Spot every line with the word "textiles" and return it.

--- start of TASK DATA ---

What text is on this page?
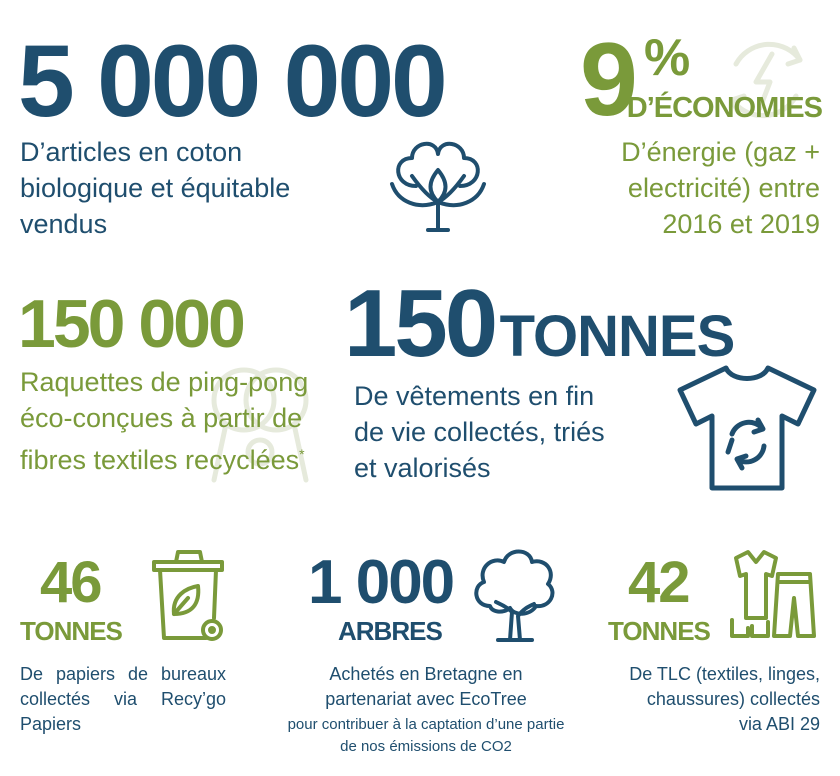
5 000 000
D’articles en coton
biologique et équitable
vendus
9 %
D’ÉCONOMIES
D’énergie (gaz +
electricité) entre
2016 et 2019
150 000
Raquettes de ping-pong
éco-conçues à partir de
fibres textiles recyclées*
150 TONNES
De vêtements en fin
de vie collectés, triés
et valorisés
46
TONNES
De papiers de bureaux
collectés via Recy’go
Papiers
1 000
ARBRES
Achetés en Bretagne en
partenariat avec EcoTree
pour contribuer à la captation d’une partie
de nos émissions de CO2
42
TONNES
De TLC (textiles, linges,
chaussures) collectés
via ABI 29
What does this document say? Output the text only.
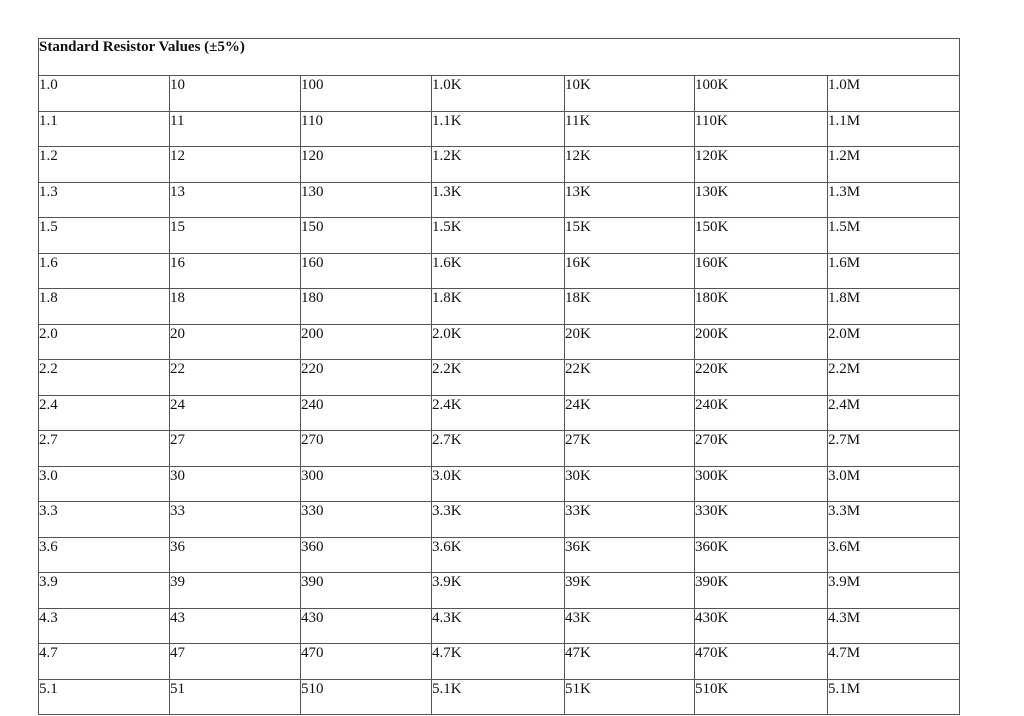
Standard Resistor Values (±5%)						
1.0	10	100	1.0K	10K	100K	1.0M
1.1	11	110	1.1K	11K	110K	1.1M
1.2	12	120	1.2K	12K	120K	1.2M
1.3	13	130	1.3K	13K	130K	1.3M
1.5	15	150	1.5K	15K	150K	1.5M
1.6	16	160	1.6K	16K	160K	1.6M
1.8	18	180	1.8K	18K	180K	1.8M
2.0	20	200	2.0K	20K	200K	2.0M
2.2	22	220	2.2K	22K	220K	2.2M
2.4	24	240	2.4K	24K	240K	2.4M
2.7	27	270	2.7K	27K	270K	2.7M
3.0	30	300	3.0K	30K	300K	3.0M
3.3	33	330	3.3K	33K	330K	3.3M
3.6	36	360	3.6K	36K	360K	3.6M
3.9	39	390	3.9K	39K	390K	3.9M
4.3	43	430	4.3K	43K	430K	4.3M
4.7	47	470	4.7K	47K	470K	4.7M
5.1	51	510	5.1K	51K	510K	5.1M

--- end of TASK DATA ---

→ RESULT FOR THIS EXERCISE
fibres textiles recyclées*
De TLC (textiles, linges,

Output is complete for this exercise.